■ GIVEN TASK: Would you copy out the whole listing exactly as given?

─── RECORD EXCERPTS ───

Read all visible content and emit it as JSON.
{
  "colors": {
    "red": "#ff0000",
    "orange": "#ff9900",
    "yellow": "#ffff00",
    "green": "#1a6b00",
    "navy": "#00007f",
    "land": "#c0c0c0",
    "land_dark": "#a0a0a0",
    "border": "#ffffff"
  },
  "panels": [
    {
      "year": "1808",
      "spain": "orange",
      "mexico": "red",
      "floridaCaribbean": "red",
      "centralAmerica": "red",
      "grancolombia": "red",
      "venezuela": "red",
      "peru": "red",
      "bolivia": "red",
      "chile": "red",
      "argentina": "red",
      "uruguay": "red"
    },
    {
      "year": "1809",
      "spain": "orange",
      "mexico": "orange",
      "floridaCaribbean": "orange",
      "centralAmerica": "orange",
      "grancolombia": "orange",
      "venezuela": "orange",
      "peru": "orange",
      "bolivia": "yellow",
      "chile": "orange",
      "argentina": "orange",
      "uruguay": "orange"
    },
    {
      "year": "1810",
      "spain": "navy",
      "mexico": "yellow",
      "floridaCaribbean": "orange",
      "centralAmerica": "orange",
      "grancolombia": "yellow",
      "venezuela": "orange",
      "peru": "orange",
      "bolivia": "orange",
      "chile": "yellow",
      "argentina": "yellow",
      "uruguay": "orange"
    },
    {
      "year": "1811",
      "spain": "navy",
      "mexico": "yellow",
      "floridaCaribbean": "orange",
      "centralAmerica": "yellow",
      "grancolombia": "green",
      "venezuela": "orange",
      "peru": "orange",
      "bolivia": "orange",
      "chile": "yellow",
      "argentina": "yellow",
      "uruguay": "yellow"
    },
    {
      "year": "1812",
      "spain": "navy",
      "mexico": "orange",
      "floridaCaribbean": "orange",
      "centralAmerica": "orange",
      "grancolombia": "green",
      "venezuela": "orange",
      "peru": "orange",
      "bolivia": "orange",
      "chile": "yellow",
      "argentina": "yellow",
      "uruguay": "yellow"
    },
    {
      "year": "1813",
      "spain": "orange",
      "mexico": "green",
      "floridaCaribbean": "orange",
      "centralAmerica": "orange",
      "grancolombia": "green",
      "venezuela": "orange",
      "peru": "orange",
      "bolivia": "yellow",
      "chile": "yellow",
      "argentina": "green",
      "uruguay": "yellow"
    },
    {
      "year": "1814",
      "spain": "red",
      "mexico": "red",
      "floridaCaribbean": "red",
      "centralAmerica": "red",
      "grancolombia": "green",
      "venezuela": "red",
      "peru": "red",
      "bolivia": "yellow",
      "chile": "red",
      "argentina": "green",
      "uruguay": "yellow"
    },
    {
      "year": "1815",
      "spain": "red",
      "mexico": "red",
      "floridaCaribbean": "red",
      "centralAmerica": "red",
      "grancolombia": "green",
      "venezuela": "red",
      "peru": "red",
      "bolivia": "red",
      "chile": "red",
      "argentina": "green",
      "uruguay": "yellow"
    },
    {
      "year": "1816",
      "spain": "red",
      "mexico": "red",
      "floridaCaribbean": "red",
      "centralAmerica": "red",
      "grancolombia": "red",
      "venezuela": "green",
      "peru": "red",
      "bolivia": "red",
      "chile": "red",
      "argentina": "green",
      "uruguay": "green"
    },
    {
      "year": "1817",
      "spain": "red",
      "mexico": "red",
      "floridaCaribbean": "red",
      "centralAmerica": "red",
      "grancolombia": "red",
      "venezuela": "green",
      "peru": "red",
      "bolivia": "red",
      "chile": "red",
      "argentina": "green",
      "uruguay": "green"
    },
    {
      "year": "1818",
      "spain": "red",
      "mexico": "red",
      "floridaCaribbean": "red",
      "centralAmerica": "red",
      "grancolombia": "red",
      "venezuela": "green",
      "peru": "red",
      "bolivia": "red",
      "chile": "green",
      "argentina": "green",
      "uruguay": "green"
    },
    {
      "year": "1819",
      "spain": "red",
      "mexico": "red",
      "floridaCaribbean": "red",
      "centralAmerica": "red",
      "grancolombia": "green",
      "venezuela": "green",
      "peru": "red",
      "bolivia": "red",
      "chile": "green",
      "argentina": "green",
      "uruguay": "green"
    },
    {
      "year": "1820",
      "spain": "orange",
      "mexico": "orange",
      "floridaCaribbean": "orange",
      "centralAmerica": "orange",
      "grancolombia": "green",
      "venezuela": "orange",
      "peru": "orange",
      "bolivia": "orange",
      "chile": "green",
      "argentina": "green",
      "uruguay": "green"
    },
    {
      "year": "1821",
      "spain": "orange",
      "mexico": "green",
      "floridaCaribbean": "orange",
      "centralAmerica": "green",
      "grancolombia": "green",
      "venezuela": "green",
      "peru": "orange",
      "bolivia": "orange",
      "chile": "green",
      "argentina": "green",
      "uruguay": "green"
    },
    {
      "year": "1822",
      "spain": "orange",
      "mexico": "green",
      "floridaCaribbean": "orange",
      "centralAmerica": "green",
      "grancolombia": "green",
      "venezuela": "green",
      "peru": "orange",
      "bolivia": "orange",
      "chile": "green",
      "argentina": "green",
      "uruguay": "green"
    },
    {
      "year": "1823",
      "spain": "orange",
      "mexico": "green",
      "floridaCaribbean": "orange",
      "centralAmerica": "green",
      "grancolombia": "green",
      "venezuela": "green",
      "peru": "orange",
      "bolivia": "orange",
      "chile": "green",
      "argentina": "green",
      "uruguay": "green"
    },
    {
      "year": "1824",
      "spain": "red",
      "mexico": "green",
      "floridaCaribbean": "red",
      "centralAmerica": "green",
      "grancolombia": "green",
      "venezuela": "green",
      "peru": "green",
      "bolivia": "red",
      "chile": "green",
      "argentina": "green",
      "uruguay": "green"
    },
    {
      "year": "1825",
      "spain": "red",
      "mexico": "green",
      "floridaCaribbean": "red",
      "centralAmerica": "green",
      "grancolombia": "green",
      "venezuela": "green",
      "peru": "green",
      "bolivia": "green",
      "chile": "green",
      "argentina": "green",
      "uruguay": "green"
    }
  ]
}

───

■ EXPECTED ANSWER:
Read all visible content and emit it as JSON.
{
  "colors": {
    "red": "#ff0000",
    "orange": "#ff9900",
    "yellow": "#ffff00",
    "green": "#1a6b00",
    "navy": "#00007f",
    "land": "#c0c0c0",
    "land_dark": "#a0a0a0",
    "border": "#ffffff"
  },
  "panels": [
    {
      "year": "1808",
      "spain": "orange",
      "mexico": "red",
      "floridaCaribbean": "red",
      "centralAmerica": "red",
      "grancolombia": "red",
      "venezuela": "red",
      "peru": "red",
      "bolivia": "red",
      "chile": "red",
      "argentina": "red",
      "uruguay": "red"
    },
    {
      "year": "1809",
      "spain": "orange",
      "mexico": "orange",
      "floridaCaribbean": "orange",
      "centralAmerica": "orange",
      "grancolombia": "orange",
      "venezuela": "orange",
      "peru": "orange",
      "bolivia": "yellow",
      "chile": "orange",
      "argentina": "orange",
      "uruguay": "orange"
    },
    {
      "year": "1810",
      "spain": "navy",
      "mexico": "yellow",
      "floridaCaribbean": "orange",
      "centralAmerica": "orange",
      "grancolombia": "yellow",
      "venezuela": "orange",
      "peru": "orange",
      "bolivia": "orange",
      "chile": "yellow",
      "argentina": "yellow",
      "uruguay": "orange"
    },
    {
      "year": "1811",
      "spain": "navy",
      "mexico": "yellow",
      "floridaCaribbean": "orange",
      "centralAmerica": "yellow",
      "grancolombia": "green",
      "venezuela": "orange",
      "peru": "orange",
      "bolivia": "orange",
      "chile": "yellow",
      "argentina": "yellow",
      "uruguay": "yellow"
    },
    {
      "year": "1812",
      "spain": "navy",
      "mexico": "orange",
      "floridaCaribbean": "orange",
      "centralAmerica": "orange",
      "grancolombia": "green",
      "venezuela": "orange",
      "peru": "orange",
      "bolivia": "orange",
      "chile": "yellow",
      "argentina": "yellow",
      "uruguay": "yellow"
    },
    {
      "year": "1813",
      "spain": "orange",
      "mexico": "green",
      "floridaCaribbean": "orange",
      "centralAmerica": "orange",
      "grancolombia": "green",
      "venezuela": "orange",
      "peru": "orange",
      "bolivia": "yellow",
      "chile": "yellow",
      "argentina": "green",
      "uruguay": "yellow"
    },
    {
      "year": "1814",
      "spain": "red",
      "mexico": "red",
      "floridaCaribbean": "red",
      "centralAmerica": "red",
      "grancolombia": "green",
      "venezuela": "red",
      "peru": "red",
      "bolivia": "yellow",
      "chile": "red",
      "argentina": "green",
      "uruguay": "yellow"
    },
    {
      "year": "1815",
      "spain": "red",
      "mexico": "red",
      "floridaCaribbean": "red",
      "centralAmerica": "red",
      "grancolombia": "green",
      "venezuela": "red",
      "peru": "red",
      "bolivia": "red",
      "chile": "red",
      "argentina": "green",
      "uruguay": "yellow"
    },
    {
      "year": "1816",
      "spain": "red",
      "mexico": "red",
      "floridaCaribbean": "red",
      "centralAmerica": "red",
      "grancolombia": "red",
      "venezuela": "green",
      "peru": "red",
      "bolivia": "red",
      "chile": "red",
      "argentina": "green",
      "uruguay": "green"
    },
    {
      "year": "1817",
      "spain": "red",
      "mexico": "red",
      "floridaCaribbean": "red",
      "centralAmerica": "red",
      "grancolombia": "red",
      "venezuela": "green",
      "peru": "red",
      "bolivia": "red",
      "chile": "red",
      "argentina": "green",
      "uruguay": "green"
    },
    {
      "year": "1818",
      "spain": "red",
      "mexico": "red",
      "floridaCaribbean": "red",
      "centralAmerica": "red",
      "grancolombia": "red",
      "venezuela": "green",
      "peru": "red",
      "bolivia": "red",
      "chile": "green",
      "argentina": "green",
      "uruguay": "green"
    },
    {
      "year": "1819",
      "spain": "red",
      "mexico": "red",
      "floridaCaribbean": "red",
      "centralAmerica": "red",
      "grancolombia": "green",
      "venezuela": "green",
      "peru": "red",
      "bolivia": "red",
      "chile": "green",
      "argentina": "green",
      "uruguay": "green"
    },
    {
      "year": "1820",
      "spain": "orange",
      "mexico": "orange",
      "floridaCaribbean": "orange",
      "centralAmerica": "orange",
      "grancolombia": "green",
      "venezuela": "orange",
      "peru": "orange",
      "bolivia": "orange",
      "chile": "green",
      "argentina": "green",
      "uruguay": "green"
    },
    {
      "year": "1821",
      "spain": "orange",
      "mexico": "green",
      "floridaCaribbean": "orange",
      "centralAmerica": "green",
      "grancolombia": "green",
      "venezuela": "green",
      "peru": "orange",
      "bolivia": "orange",
      "chile": "green",
      "argentina": "green",
      "uruguay": "green"
    },
    {
      "year": "1822",
      "spain": "orange",
      "mexico": "green",
      "floridaCaribbean": "orange",
      "centralAmerica": "green",
      "grancolombia": "green",
      "venezuela": "green",
      "peru": "orange",
      "bolivia": "orange",
      "chile": "green",
      "argentina": "green",
      "uruguay": "green"
    },
    {
      "year": "1823",
      "spain": "orange",
      "mexico": "green",
      "floridaCaribbean": "orange",
      "centralAmerica": "green",
      "grancolombia": "green",
      "venezuela": "green",
      "peru": "orange",
      "bolivia": "orange",
      "chile": "green",
      "argentina": "green",
      "uruguay": "green"
    },
    {
      "year": "1824",
      "spain": "red",
      "mexico": "green",
      "floridaCaribbean": "red",
      "centralAmerica": "green",
      "grancolombia": "green",
      "venezuela": "green",
      "peru": "green",
      "bolivia": "red",
      "chile": "green",
      "argentina": "green",
      "uruguay": "green"
    },
    {
      "year": "1825",
      "spain": "red",
      "mexico": "green",
      "floridaCaribbean": "red",
      "centralAmerica": "green",
      "grancolombia": "green",
      "venezuela": "green",
      "peru": "green",
      "bolivia": "green",
      "chile": "green",
      "argentina": "green",
      "uruguay": "green"
    }
  ]
}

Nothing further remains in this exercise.